> [BRIEF] Take the data below and repeat it exactly.

Dataset items:
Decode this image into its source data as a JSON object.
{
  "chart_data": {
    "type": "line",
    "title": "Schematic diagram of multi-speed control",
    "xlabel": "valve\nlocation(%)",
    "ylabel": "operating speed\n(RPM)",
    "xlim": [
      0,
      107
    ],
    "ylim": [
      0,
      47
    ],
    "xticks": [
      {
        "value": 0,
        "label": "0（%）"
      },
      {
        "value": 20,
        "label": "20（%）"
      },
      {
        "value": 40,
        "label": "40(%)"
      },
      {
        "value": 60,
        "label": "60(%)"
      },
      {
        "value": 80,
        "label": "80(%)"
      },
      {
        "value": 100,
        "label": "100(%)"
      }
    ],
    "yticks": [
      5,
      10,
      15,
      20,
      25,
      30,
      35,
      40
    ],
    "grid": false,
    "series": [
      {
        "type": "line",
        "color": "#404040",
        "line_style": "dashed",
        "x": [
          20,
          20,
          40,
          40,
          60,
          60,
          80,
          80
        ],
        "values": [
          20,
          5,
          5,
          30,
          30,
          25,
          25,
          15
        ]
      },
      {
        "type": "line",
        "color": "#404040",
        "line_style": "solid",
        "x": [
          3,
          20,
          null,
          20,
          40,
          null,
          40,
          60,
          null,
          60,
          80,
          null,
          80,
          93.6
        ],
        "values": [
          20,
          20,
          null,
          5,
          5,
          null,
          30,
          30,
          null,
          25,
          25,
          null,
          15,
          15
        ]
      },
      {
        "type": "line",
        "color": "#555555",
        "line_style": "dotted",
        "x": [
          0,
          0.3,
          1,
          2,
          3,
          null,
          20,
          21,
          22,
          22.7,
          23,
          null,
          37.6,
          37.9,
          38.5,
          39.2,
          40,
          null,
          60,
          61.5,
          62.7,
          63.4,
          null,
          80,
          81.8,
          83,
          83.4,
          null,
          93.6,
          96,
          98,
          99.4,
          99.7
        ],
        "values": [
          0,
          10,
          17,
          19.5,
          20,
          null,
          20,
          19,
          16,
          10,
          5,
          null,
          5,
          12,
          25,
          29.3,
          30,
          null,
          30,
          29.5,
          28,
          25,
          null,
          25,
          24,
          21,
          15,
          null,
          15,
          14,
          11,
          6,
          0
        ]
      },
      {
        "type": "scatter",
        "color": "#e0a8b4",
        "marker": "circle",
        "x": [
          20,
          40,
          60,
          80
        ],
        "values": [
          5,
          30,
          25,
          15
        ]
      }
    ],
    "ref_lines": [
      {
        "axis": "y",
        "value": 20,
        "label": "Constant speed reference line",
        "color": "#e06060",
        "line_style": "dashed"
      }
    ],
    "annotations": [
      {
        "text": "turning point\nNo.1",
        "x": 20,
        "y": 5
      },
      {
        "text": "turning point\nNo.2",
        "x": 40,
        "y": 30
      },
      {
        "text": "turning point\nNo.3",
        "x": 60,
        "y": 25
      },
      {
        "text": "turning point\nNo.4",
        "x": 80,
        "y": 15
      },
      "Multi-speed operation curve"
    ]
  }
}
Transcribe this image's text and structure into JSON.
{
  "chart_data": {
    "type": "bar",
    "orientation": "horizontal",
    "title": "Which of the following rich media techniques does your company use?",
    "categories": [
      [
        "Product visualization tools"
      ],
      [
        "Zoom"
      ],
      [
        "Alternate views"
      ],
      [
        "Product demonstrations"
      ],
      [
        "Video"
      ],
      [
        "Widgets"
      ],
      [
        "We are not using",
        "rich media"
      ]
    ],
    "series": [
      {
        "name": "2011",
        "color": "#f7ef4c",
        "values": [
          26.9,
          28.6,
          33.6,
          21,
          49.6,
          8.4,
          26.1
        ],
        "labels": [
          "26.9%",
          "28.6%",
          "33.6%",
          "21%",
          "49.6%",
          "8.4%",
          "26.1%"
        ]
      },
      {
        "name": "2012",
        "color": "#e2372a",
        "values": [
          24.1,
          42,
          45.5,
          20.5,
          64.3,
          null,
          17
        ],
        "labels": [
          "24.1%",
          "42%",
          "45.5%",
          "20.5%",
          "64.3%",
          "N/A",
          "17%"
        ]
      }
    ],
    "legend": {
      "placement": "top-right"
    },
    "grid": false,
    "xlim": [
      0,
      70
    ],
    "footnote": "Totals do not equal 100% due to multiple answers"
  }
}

> [EXERCISE SOLUTION]
Decode this image into its source data as a JSON object.
{
  "chart_data": {
    "type": "line",
    "title": "Schematic diagram of multi-speed control",
    "xlabel": "valve\nlocation(%)",
    "ylabel": "operating speed\n(RPM)",
    "xlim": [
      0,
      107
    ],
    "ylim": [
      0,
      47
    ],
    "xticks": [
      {
        "value": 0,
        "label": "0（%）"
      },
      {
        "value": 20,
        "label": "20（%）"
      },
      {
        "value": 40,
        "label": "40(%)"
      },
      {
        "value": 60,
        "label": "60(%)"
      },
      {
        "value": 80,
        "label": "80(%)"
      },
      {
        "value": 100,
        "label": "100(%)"
      }
    ],
    "yticks": [
      5,
      10,
      15,
      20,
      25,
      30,
      35,
      40
    ],
    "grid": false,
    "series": [
      {
        "type": "line",
        "color": "#404040",
        "line_style": "dashed",
        "x": [
          20,
          20,
          40,
          40,
          60,
          60,
          80,
          80
        ],
        "values": [
          20,
          5,
          5,
          30,
          30,
          25,
          25,
          15
        ]
      },
      {
        "type": "line",
        "color": "#404040",
        "line_style": "solid",
        "x": [
          3,
          20,
          null,
          20,
          40,
          null,
          40,
          60,
          null,
          60,
          80,
          null,
          80,
          93.6
        ],
        "values": [
          20,
          20,
          null,
          5,
          5,
          null,
          30,
          30,
          null,
          25,
          25,
          null,
          15,
          15
        ]
      },
      {
        "type": "line",
        "color": "#555555",
        "line_style": "dotted",
        "x": [
          0,
          0.3,
          1,
          2,
          3,
          null,
          20,
          21,
          22,
          22.7,
          23,
          null,
          37.6,
          37.9,
          38.5,
          39.2,
          40,
          null,
          60,
          61.5,
          62.7,
          63.4,
          null,
          80,
          81.8,
          83,
          83.4,
          null,
          93.6,
          96,
          98,
          99.4,
          99.7
        ],
        "values": [
          0,
          10,
          17,
          19.5,
          20,
          null,
          20,
          19,
          16,
          10,
          5,
          null,
          5,
          12,
          25,
          29.3,
          30,
          null,
          30,
          29.5,
          28,
          25,
          null,
          25,
          24,
          21,
          15,
          null,
          15,
          14,
          11,
          6,
          0
        ]
      },
      {
        "type": "scatter",
        "color": "#e0a8b4",
        "marker": "circle",
        "x": [
          20,
          40,
          60,
          80
        ],
        "values": [
          5,
          30,
          25,
          15
        ]
      }
    ],
    "ref_lines": [
      {
        "axis": "y",
        "value": 20,
        "label": "Constant speed reference line",
        "color": "#e06060",
        "line_style": "dashed"
      }
    ],
    "annotations": [
      {
        "text": "turning point\nNo.1",
        "x": 20,
        "y": 5
      },
      {
        "text": "turning point\nNo.2",
        "x": 40,
        "y": 30
      },
      {
        "text": "turning point\nNo.3",
        "x": 60,
        "y": 25
      },
      {
        "text": "turning point\nNo.4",
        "x": 80,
        "y": 15
      },
      "Multi-speed operation curve"
    ]
  }
}
Transcribe this image's text and structure into JSON.
{
  "chart_data": {
    "type": "bar",
    "orientation": "horizontal",
    "title": "Which of the following rich media techniques does your company use?",
    "categories": [
      [
        "Product visualization tools"
      ],
      [
        "Zoom"
      ],
      [
        "Alternate views"
      ],
      [
        "Product demonstrations"
      ],
      [
        "Video"
      ],
      [
        "Widgets"
      ],
      [
        "We are not using",
        "rich media"
      ]
    ],
    "series": [
      {
        "name": "2011",
        "color": "#f7ef4c",
        "values": [
          26.9,
          28.6,
          33.6,
          21,
          49.6,
          8.4,
          26.1
        ],
        "labels": [
          "26.9%",
          "28.6%",
          "33.6%",
          "21%",
          "49.6%",
          "8.4%",
          "26.1%"
        ]
      },
      {
        "name": "2012",
        "color": "#e2372a",
        "values": [
          24.1,
          42,
          45.5,
          20.5,
          64.3,
          null,
          17
        ],
        "labels": [
          "24.1%",
          "42%",
          "45.5%",
          "20.5%",
          "64.3%",
          "N/A",
          "17%"
        ]
      }
    ],
    "legend": {
      "placement": "top-right"
    },
    "grid": false,
    "xlim": [
      0,
      70
    ],
    "footnote": "Totals do not equal 100% due to multiple answers"
  }
}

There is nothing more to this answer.